(Data entries for graphics)
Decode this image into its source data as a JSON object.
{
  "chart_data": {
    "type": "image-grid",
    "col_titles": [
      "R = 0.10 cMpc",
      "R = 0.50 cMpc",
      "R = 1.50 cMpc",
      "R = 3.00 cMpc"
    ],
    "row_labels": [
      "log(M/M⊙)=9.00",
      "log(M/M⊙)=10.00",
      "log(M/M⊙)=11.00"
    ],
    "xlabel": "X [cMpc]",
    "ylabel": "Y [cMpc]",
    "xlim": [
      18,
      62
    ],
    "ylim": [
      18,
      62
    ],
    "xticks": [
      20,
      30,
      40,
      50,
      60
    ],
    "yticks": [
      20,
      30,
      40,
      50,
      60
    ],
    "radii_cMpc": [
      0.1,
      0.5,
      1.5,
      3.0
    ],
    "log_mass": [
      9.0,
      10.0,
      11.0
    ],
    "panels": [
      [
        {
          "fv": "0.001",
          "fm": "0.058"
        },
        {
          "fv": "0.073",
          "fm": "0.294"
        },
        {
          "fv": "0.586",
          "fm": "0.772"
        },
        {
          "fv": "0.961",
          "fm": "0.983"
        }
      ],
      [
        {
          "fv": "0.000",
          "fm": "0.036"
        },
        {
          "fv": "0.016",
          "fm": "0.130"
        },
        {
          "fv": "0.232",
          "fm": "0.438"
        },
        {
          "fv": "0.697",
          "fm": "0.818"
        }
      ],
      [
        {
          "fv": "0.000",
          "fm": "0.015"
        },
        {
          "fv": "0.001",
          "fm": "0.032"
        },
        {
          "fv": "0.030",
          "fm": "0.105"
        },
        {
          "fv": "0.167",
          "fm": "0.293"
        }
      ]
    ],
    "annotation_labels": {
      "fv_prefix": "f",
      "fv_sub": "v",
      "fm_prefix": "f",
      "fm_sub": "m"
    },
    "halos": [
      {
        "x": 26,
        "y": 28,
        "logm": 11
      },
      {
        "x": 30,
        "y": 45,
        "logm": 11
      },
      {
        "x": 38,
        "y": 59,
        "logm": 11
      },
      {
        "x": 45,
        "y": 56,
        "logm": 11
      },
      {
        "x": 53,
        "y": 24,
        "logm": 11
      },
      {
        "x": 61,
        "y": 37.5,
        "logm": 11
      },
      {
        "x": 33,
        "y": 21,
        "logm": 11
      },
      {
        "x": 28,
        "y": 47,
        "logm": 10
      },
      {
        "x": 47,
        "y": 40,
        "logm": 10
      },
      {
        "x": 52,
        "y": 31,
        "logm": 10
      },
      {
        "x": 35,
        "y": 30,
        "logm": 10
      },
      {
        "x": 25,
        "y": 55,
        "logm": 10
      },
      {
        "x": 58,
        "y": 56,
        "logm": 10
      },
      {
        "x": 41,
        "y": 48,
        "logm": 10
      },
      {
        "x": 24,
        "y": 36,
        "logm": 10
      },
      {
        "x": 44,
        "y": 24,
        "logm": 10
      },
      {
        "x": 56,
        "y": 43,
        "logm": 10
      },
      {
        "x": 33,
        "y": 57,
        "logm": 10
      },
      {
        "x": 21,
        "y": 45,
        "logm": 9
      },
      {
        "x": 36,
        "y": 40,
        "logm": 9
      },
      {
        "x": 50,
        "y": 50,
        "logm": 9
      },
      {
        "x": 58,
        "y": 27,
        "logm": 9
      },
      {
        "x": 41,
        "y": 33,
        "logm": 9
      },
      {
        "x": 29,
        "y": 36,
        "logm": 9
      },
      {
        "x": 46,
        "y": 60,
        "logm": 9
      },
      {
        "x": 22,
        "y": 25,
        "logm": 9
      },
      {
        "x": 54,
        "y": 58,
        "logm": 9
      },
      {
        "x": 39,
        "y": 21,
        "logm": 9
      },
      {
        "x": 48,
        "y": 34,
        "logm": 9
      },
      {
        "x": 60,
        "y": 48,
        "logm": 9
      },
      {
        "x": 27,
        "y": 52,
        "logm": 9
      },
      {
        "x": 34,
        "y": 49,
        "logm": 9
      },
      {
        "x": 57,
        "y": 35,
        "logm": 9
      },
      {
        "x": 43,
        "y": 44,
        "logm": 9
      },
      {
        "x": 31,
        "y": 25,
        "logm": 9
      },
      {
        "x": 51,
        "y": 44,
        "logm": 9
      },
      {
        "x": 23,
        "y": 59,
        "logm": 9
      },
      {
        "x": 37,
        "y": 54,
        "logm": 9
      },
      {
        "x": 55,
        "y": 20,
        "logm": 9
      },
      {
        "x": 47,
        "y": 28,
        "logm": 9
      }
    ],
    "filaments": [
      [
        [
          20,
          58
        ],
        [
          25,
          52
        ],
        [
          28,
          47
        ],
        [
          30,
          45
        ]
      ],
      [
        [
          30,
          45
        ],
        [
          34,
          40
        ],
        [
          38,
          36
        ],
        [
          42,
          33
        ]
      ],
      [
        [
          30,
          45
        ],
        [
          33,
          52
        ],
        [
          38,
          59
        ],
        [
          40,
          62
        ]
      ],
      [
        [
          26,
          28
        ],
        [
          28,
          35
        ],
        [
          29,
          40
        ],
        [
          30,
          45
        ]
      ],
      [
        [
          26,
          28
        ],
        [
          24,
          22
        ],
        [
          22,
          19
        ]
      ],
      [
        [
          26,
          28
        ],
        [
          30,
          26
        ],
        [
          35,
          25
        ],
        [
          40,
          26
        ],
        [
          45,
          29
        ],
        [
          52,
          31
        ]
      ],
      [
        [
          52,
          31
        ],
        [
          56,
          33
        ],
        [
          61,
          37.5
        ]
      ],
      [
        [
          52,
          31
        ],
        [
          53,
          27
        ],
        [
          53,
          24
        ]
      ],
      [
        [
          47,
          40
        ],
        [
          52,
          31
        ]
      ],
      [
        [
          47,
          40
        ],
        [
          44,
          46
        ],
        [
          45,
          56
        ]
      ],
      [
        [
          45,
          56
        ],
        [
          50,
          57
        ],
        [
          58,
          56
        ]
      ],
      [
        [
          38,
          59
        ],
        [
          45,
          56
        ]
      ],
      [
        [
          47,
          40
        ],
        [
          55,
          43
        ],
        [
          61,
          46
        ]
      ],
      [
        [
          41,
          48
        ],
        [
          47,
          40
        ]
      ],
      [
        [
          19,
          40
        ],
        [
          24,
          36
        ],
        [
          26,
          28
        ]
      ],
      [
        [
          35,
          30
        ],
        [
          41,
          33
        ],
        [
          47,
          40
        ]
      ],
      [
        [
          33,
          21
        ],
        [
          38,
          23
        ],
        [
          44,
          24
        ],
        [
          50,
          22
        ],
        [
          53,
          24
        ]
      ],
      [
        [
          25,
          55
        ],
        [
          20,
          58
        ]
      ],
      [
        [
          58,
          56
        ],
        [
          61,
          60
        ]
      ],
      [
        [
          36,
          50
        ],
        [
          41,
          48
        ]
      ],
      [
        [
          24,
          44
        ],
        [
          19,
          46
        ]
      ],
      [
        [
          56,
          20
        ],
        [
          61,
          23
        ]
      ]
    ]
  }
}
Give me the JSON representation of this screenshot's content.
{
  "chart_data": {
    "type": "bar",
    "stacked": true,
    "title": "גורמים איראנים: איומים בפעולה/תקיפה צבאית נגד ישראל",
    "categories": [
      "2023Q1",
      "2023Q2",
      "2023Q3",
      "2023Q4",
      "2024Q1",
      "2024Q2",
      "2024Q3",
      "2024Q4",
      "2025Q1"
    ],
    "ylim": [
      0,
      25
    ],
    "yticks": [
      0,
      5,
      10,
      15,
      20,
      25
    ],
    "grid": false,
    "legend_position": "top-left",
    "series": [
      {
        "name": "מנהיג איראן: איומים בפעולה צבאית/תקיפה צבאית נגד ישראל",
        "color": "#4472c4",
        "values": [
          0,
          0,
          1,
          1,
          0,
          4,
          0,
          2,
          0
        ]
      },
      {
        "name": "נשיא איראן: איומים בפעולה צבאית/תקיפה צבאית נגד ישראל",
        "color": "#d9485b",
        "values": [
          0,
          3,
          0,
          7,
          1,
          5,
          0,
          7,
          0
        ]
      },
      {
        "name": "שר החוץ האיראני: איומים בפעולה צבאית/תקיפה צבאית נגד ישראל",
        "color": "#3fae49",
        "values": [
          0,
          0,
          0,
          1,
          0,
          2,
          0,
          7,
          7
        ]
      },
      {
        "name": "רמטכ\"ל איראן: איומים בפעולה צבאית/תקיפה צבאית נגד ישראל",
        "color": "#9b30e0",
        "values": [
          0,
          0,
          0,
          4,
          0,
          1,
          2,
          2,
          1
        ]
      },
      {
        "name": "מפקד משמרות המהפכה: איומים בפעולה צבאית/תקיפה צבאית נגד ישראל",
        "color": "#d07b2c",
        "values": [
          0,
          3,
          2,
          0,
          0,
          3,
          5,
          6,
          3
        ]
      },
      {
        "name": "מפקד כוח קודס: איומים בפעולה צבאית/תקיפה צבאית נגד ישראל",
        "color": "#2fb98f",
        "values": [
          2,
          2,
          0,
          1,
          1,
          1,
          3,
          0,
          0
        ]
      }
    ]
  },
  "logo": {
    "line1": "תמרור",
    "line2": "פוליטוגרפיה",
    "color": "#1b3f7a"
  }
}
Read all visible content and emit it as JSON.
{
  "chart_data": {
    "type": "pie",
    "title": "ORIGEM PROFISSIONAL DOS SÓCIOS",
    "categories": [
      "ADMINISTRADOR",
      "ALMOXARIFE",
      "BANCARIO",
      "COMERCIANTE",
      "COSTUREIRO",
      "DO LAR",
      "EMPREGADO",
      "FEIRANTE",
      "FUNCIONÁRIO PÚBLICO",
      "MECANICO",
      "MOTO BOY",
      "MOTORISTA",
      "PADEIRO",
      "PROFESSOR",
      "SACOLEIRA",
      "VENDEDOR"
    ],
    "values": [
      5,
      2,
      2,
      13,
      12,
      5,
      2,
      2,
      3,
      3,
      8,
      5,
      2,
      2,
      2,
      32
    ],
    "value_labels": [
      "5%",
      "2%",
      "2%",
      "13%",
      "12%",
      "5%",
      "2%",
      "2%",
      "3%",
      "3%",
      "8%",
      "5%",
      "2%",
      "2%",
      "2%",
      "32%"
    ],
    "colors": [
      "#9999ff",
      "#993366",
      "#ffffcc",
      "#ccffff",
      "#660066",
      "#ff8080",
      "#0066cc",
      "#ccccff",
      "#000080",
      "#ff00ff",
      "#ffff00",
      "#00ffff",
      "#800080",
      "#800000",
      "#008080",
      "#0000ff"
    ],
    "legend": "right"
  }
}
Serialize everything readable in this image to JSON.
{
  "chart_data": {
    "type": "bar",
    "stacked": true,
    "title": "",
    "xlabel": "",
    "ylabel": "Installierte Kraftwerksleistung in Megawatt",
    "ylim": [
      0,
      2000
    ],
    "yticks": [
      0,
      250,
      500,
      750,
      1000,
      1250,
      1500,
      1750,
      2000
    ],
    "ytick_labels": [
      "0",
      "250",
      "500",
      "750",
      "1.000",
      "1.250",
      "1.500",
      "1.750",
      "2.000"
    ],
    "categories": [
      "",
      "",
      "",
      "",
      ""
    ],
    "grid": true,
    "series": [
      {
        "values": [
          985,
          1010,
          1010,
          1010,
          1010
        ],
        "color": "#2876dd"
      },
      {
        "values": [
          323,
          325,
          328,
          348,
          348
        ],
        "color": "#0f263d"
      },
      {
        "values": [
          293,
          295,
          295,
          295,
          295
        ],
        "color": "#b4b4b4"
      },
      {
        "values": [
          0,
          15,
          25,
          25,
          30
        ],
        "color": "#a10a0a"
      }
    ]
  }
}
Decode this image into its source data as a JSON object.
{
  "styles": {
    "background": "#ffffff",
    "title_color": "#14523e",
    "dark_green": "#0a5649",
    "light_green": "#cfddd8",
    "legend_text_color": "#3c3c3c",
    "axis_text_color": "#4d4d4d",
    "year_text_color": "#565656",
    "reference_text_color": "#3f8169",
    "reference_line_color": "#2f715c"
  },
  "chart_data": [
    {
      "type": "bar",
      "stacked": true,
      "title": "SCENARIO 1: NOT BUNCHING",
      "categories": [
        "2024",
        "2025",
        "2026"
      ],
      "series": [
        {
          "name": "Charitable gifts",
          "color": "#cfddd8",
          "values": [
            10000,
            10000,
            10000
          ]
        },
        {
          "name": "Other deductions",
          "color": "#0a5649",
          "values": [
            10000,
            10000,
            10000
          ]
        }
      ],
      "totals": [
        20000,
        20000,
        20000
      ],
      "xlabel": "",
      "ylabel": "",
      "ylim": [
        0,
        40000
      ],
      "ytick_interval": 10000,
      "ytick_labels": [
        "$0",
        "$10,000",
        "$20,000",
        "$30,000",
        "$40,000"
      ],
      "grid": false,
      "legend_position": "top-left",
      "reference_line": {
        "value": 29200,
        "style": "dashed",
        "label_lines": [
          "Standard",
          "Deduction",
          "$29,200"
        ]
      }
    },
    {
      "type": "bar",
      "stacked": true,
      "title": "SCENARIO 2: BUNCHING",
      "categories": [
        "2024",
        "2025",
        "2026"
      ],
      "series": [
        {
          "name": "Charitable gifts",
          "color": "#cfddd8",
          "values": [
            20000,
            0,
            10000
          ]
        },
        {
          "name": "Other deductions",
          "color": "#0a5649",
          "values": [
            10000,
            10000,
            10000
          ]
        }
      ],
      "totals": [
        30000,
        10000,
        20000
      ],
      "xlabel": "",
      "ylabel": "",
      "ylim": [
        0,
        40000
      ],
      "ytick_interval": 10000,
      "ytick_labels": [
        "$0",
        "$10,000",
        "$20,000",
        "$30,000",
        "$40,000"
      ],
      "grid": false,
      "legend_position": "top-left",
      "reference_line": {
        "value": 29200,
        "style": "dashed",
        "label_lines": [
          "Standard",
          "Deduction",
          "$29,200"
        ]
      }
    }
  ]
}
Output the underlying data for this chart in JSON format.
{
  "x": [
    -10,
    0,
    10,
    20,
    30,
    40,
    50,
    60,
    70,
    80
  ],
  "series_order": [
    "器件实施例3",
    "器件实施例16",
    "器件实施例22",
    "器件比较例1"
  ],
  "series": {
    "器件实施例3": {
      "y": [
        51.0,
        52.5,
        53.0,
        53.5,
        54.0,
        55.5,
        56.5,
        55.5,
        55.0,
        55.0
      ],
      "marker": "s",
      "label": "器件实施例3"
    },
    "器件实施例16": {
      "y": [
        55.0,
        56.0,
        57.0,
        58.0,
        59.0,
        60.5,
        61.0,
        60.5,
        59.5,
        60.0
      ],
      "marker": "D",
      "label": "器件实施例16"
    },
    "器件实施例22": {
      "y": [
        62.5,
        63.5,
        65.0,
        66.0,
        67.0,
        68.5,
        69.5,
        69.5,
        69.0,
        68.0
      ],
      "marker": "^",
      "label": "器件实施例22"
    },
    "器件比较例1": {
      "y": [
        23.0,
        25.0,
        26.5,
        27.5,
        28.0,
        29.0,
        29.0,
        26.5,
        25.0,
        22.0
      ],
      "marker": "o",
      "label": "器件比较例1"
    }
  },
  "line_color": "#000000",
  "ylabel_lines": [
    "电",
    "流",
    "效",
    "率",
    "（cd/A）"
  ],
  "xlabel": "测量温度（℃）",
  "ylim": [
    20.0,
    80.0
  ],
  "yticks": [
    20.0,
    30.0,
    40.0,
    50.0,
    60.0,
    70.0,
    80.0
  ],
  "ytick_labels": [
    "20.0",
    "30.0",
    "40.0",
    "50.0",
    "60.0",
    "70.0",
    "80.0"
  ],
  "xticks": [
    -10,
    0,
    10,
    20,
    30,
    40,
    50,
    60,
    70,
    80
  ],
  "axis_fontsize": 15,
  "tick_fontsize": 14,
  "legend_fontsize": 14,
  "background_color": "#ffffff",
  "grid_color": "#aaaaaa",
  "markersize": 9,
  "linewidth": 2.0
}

_Given exercise_:
Say how many lines in the records contain the string "image", and say nothing else.

_Answer to this exercise_:
4